> **Task brief**
Every line with the string "this" should be gathered.

> **Collection entries**
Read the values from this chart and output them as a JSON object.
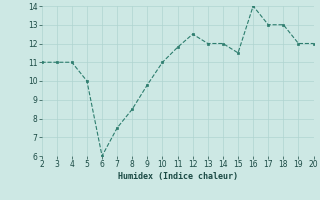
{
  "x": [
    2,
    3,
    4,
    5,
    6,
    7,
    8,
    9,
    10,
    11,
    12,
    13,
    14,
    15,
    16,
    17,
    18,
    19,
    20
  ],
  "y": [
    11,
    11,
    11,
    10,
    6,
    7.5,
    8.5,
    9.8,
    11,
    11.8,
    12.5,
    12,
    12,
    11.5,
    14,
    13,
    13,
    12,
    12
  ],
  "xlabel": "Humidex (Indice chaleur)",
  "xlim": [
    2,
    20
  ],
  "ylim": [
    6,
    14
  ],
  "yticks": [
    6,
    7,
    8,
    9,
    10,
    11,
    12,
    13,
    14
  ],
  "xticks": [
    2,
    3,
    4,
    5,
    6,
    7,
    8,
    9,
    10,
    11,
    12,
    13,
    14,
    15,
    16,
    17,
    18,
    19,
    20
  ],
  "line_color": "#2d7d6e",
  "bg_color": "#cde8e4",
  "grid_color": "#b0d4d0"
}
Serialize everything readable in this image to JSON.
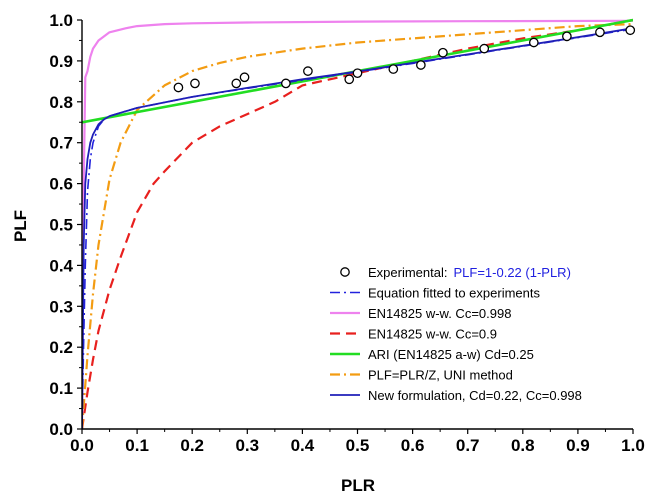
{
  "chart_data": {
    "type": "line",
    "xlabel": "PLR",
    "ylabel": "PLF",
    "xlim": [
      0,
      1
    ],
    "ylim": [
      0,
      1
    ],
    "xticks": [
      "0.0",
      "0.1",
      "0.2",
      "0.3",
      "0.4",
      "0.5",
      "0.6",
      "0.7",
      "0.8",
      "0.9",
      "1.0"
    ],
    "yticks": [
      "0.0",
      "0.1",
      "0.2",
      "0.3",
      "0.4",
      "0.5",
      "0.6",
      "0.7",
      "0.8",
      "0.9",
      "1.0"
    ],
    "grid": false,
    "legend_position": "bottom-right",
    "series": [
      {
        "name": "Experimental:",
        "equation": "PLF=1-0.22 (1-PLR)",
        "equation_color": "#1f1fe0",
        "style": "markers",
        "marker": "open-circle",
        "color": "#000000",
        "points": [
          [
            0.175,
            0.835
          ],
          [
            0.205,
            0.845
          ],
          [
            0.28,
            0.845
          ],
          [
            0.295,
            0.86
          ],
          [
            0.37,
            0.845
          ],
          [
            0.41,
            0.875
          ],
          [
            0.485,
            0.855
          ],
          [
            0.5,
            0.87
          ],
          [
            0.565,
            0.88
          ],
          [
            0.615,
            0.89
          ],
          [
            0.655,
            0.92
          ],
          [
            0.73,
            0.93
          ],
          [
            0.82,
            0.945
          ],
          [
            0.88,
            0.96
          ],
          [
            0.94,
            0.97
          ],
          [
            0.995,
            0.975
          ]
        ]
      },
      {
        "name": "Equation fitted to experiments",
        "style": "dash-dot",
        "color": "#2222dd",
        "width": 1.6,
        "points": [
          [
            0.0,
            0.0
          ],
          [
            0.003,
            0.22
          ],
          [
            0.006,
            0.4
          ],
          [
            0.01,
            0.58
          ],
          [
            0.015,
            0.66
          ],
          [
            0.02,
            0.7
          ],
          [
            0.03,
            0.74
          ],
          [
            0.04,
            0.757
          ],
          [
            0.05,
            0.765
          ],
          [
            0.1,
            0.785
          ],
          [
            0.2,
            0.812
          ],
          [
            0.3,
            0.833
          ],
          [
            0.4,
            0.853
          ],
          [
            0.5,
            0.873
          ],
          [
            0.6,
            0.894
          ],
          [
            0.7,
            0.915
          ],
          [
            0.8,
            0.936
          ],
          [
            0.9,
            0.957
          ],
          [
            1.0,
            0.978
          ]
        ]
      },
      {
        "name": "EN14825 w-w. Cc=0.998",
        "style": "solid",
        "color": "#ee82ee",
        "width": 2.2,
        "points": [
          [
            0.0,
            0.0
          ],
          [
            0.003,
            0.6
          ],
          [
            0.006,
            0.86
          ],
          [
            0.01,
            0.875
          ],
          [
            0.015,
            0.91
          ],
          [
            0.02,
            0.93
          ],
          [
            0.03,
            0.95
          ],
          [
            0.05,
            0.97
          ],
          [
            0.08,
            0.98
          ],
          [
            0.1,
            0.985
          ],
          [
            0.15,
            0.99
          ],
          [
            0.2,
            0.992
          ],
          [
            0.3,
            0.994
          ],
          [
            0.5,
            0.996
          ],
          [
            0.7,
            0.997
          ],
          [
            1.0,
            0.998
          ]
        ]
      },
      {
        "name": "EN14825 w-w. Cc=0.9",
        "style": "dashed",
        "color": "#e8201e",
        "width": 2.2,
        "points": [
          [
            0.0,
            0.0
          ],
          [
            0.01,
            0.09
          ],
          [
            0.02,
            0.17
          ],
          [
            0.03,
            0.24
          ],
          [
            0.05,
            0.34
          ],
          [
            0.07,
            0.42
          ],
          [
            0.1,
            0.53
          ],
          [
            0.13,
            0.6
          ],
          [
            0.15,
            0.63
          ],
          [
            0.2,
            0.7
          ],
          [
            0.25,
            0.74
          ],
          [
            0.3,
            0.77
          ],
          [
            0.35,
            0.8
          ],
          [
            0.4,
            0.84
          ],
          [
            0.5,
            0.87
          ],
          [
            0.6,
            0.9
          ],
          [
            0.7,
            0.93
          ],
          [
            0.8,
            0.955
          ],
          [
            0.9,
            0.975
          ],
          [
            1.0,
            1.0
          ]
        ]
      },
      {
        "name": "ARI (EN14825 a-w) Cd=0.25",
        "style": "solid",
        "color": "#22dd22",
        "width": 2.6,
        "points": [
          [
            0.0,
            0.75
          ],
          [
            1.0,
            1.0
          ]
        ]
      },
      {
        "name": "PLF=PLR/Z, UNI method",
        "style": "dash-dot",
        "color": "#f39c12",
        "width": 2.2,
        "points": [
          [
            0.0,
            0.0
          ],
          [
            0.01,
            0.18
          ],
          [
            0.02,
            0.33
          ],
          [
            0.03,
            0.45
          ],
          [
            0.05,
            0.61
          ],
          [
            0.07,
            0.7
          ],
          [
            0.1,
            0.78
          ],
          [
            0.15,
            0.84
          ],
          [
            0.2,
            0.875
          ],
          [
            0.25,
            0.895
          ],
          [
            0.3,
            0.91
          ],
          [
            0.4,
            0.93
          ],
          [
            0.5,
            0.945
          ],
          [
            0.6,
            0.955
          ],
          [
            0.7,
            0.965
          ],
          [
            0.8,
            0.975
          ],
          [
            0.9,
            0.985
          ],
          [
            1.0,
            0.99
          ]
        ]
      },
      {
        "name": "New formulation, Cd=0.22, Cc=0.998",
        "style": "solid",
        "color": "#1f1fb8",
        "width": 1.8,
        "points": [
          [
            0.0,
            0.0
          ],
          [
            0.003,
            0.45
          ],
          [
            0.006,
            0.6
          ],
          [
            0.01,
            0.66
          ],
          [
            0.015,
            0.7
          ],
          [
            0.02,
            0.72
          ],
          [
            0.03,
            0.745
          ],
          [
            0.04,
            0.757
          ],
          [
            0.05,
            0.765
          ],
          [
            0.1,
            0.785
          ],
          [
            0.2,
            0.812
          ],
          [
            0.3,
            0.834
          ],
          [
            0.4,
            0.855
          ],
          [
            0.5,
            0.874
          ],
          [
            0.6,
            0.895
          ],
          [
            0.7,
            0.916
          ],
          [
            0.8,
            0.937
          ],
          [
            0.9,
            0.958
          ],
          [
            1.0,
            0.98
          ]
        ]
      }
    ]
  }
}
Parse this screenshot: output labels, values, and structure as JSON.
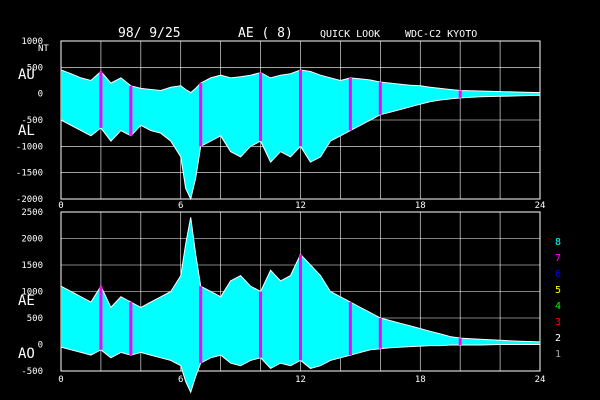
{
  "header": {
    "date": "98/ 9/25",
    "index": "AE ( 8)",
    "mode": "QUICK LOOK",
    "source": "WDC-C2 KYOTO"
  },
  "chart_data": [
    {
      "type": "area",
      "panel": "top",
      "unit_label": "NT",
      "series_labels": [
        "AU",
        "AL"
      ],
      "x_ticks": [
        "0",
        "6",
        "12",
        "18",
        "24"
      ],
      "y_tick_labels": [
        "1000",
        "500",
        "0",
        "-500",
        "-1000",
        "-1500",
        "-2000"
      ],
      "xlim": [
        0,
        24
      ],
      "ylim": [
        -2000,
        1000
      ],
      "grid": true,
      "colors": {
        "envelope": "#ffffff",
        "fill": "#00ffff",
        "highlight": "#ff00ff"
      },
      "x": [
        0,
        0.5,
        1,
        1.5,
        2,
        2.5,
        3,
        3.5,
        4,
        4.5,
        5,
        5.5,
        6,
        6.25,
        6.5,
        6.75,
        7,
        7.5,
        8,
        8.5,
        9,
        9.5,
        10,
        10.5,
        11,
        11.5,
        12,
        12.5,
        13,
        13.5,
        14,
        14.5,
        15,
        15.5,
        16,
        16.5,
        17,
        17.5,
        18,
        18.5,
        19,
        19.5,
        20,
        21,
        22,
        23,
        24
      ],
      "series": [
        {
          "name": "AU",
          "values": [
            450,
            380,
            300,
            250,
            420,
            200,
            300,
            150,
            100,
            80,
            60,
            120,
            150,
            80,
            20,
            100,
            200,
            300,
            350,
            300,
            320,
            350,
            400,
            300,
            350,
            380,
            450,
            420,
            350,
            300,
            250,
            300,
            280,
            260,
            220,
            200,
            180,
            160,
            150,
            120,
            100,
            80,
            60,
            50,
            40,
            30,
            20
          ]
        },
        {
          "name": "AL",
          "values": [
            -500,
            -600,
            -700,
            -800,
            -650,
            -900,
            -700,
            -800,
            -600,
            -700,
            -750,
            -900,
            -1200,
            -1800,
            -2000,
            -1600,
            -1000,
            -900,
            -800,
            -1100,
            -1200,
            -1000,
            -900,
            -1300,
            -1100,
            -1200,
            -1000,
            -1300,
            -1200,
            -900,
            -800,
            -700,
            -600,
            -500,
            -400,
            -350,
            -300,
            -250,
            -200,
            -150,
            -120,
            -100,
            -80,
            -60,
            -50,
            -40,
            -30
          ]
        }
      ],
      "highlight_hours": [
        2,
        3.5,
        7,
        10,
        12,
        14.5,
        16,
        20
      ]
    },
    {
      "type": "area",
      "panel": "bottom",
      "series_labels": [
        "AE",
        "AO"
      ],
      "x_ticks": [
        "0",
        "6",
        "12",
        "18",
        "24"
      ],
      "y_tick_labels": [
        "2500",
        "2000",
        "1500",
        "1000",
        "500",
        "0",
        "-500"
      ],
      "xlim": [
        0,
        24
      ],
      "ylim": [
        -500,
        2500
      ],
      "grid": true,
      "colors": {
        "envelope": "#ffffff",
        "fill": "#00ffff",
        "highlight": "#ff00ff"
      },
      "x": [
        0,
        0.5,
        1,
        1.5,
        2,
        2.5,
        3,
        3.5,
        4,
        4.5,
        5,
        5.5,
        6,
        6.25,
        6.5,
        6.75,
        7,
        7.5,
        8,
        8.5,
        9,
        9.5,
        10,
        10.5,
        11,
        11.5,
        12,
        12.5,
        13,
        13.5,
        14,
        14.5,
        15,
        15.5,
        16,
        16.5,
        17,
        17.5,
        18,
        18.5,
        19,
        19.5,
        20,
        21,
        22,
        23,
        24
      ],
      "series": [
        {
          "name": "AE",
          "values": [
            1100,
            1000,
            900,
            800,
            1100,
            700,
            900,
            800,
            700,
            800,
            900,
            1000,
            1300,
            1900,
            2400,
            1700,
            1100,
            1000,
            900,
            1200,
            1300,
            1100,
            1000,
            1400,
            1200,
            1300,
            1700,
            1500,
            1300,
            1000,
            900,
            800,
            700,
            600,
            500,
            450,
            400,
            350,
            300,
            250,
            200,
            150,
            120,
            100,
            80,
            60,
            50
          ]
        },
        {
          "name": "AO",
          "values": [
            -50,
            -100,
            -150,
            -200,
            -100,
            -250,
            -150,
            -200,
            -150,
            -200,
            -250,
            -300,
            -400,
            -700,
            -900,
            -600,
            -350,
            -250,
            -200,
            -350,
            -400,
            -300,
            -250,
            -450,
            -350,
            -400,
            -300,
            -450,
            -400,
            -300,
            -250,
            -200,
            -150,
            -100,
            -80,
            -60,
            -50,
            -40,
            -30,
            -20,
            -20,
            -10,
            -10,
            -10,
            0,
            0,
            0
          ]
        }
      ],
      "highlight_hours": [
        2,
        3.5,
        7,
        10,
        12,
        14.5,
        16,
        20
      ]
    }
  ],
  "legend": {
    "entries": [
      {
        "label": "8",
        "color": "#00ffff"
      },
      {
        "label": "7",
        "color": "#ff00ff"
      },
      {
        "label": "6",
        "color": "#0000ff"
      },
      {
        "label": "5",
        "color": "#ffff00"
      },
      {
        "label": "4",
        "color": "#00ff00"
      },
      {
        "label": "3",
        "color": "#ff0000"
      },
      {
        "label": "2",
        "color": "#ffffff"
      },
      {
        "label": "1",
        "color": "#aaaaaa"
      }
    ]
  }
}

> **Task answer**
Read the values from this chart and output them as a JSON object.
Serialize everything readable in this image to JSON.
Parse this screenshot: output labels, values, and structure as JSON.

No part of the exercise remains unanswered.